What the task asks: Make an exact copy of all the records.

Task inputs:
__________________________________________________
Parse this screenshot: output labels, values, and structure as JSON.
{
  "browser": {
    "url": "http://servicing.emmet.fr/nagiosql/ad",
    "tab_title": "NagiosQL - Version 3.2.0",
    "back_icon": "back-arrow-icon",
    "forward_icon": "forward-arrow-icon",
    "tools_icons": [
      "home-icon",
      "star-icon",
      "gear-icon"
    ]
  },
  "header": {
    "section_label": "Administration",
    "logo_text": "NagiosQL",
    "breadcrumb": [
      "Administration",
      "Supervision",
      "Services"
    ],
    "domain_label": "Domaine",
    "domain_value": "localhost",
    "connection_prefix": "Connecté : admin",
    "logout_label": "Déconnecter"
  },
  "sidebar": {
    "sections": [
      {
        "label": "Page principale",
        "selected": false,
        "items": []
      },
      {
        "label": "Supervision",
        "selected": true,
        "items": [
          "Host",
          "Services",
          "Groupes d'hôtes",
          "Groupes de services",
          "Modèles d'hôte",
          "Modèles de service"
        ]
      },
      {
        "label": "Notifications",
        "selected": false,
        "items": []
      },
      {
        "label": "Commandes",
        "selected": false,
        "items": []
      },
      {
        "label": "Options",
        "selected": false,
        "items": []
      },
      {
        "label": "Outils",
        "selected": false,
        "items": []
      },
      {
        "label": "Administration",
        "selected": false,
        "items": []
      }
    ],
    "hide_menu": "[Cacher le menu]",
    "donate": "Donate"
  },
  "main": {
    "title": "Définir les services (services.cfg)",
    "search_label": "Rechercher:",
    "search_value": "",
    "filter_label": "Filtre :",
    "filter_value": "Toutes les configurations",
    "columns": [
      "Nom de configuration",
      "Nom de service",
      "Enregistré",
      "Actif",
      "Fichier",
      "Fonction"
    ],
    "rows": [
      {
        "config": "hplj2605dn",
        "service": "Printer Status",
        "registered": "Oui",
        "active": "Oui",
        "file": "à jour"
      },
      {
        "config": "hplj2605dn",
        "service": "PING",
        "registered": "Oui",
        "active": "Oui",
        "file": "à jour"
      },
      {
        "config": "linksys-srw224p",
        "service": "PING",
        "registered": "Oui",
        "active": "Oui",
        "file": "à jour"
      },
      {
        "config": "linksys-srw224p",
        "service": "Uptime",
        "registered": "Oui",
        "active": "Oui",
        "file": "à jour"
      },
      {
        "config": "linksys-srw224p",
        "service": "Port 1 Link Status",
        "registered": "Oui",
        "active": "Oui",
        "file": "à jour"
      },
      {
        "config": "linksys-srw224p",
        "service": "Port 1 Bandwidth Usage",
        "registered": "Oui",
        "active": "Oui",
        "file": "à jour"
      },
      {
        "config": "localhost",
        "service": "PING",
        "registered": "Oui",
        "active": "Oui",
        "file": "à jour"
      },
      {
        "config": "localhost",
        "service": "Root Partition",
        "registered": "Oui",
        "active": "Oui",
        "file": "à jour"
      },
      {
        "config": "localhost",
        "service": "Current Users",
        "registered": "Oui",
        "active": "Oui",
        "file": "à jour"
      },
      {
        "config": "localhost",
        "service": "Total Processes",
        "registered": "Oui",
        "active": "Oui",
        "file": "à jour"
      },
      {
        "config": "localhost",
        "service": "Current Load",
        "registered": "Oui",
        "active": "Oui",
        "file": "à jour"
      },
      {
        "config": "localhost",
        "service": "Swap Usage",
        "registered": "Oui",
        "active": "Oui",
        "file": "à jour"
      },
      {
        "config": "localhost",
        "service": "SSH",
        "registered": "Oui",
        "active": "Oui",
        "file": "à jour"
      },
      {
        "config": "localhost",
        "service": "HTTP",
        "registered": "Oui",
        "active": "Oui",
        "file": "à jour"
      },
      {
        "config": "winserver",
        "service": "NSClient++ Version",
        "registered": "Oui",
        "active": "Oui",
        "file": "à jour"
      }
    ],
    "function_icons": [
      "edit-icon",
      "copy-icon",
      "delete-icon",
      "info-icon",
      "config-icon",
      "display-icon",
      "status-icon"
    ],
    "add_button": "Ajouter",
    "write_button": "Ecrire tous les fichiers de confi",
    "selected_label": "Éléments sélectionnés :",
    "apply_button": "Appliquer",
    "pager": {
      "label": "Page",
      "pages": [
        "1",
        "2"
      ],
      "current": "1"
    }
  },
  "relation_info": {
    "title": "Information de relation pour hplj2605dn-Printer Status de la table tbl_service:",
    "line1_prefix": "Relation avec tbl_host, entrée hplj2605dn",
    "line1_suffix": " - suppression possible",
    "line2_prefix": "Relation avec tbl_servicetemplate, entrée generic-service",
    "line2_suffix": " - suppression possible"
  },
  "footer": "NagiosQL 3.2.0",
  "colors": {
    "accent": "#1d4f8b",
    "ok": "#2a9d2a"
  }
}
__________________________________________________
Task response:
Parse this screenshot: output labels, values, and structure as JSON.
{
  "browser": {
    "url": "http://servicing.emmet.fr/nagiosql/ad",
    "tab_title": "NagiosQL - Version 3.2.0",
    "back_icon": "back-arrow-icon",
    "forward_icon": "forward-arrow-icon",
    "tools_icons": [
      "home-icon",
      "star-icon",
      "gear-icon"
    ]
  },
  "header": {
    "section_label": "Administration",
    "logo_text": "NagiosQL",
    "breadcrumb": [
      "Administration",
      "Supervision",
      "Services"
    ],
    "domain_label": "Domaine",
    "domain_value": "localhost",
    "connection_prefix": "Connecté : admin",
    "logout_label": "Déconnecter"
  },
  "sidebar": {
    "sections": [
      {
        "label": "Page principale",
        "selected": false,
        "items": []
      },
      {
        "label": "Supervision",
        "selected": true,
        "items": [
          "Host",
          "Services",
          "Groupes d'hôtes",
          "Groupes de services",
          "Modèles d'hôte",
          "Modèles de service"
        ]
      },
      {
        "label": "Notifications",
        "selected": false,
        "items": []
      },
      {
        "label": "Commandes",
        "selected": false,
        "items": []
      },
      {
        "label": "Options",
        "selected": false,
        "items": []
      },
      {
        "label": "Outils",
        "selected": false,
        "items": []
      },
      {
        "label": "Administration",
        "selected": false,
        "items": []
      }
    ],
    "hide_menu": "[Cacher le menu]",
    "donate": "Donate"
  },
  "main": {
    "title": "Définir les services (services.cfg)",
    "search_label": "Rechercher:",
    "search_value": "",
    "filter_label": "Filtre :",
    "filter_value": "Toutes les configurations",
    "columns": [
      "Nom de configuration",
      "Nom de service",
      "Enregistré",
      "Actif",
      "Fichier",
      "Fonction"
    ],
    "rows": [
      {
        "config": "hplj2605dn",
        "service": "Printer Status",
        "registered": "Oui",
        "active": "Oui",
        "file": "à jour"
      },
      {
        "config": "hplj2605dn",
        "service": "PING",
        "registered": "Oui",
        "active": "Oui",
        "file": "à jour"
      },
      {
        "config": "linksys-srw224p",
        "service": "PING",
        "registered": "Oui",
        "active": "Oui",
        "file": "à jour"
      },
      {
        "config": "linksys-srw224p",
        "service": "Uptime",
        "registered": "Oui",
        "active": "Oui",
        "file": "à jour"
      },
      {
        "config": "linksys-srw224p",
        "service": "Port 1 Link Status",
        "registered": "Oui",
        "active": "Oui",
        "file": "à jour"
      },
      {
        "config": "linksys-srw224p",
        "service": "Port 1 Bandwidth Usage",
        "registered": "Oui",
        "active": "Oui",
        "file": "à jour"
      },
      {
        "config": "localhost",
        "service": "PING",
        "registered": "Oui",
        "active": "Oui",
        "file": "à jour"
      },
      {
        "config": "localhost",
        "service": "Root Partition",
        "registered": "Oui",
        "active": "Oui",
        "file": "à jour"
      },
      {
        "config": "localhost",
        "service": "Current Users",
        "registered": "Oui",
        "active": "Oui",
        "file": "à jour"
      },
      {
        "config": "localhost",
        "service": "Total Processes",
        "registered": "Oui",
        "active": "Oui",
        "file": "à jour"
      },
      {
        "config": "localhost",
        "service": "Current Load",
        "registered": "Oui",
        "active": "Oui",
        "file": "à jour"
      },
      {
        "config": "localhost",
        "service": "Swap Usage",
        "registered": "Oui",
        "active": "Oui",
        "file": "à jour"
      },
      {
        "config": "localhost",
        "service": "SSH",
        "registered": "Oui",
        "active": "Oui",
        "file": "à jour"
      },
      {
        "config": "localhost",
        "service": "HTTP",
        "registered": "Oui",
        "active": "Oui",
        "file": "à jour"
      },
      {
        "config": "winserver",
        "service": "NSClient++ Version",
        "registered": "Oui",
        "active": "Oui",
        "file": "à jour"
      }
    ],
    "function_icons": [
      "edit-icon",
      "copy-icon",
      "delete-icon",
      "info-icon",
      "config-icon",
      "display-icon",
      "status-icon"
    ],
    "add_button": "Ajouter",
    "write_button": "Ecrire tous les fichiers de confi",
    "selected_label": "Éléments sélectionnés :",
    "apply_button": "Appliquer",
    "pager": {
      "label": "Page",
      "pages": [
        "1",
        "2"
      ],
      "current": "1"
    }
  },
  "relation_info": {
    "title": "Information de relation pour hplj2605dn-Printer Status de la table tbl_service:",
    "line1_prefix": "Relation avec tbl_host, entrée hplj2605dn",
    "line1_suffix": " - suppression possible",
    "line2_prefix": "Relation avec tbl_servicetemplate, entrée generic-service",
    "line2_suffix": " - suppression possible"
  },
  "footer": "NagiosQL 3.2.0",
  "colors": {
    "accent": "#1d4f8b",
    "ok": "#2a9d2a"
  }
}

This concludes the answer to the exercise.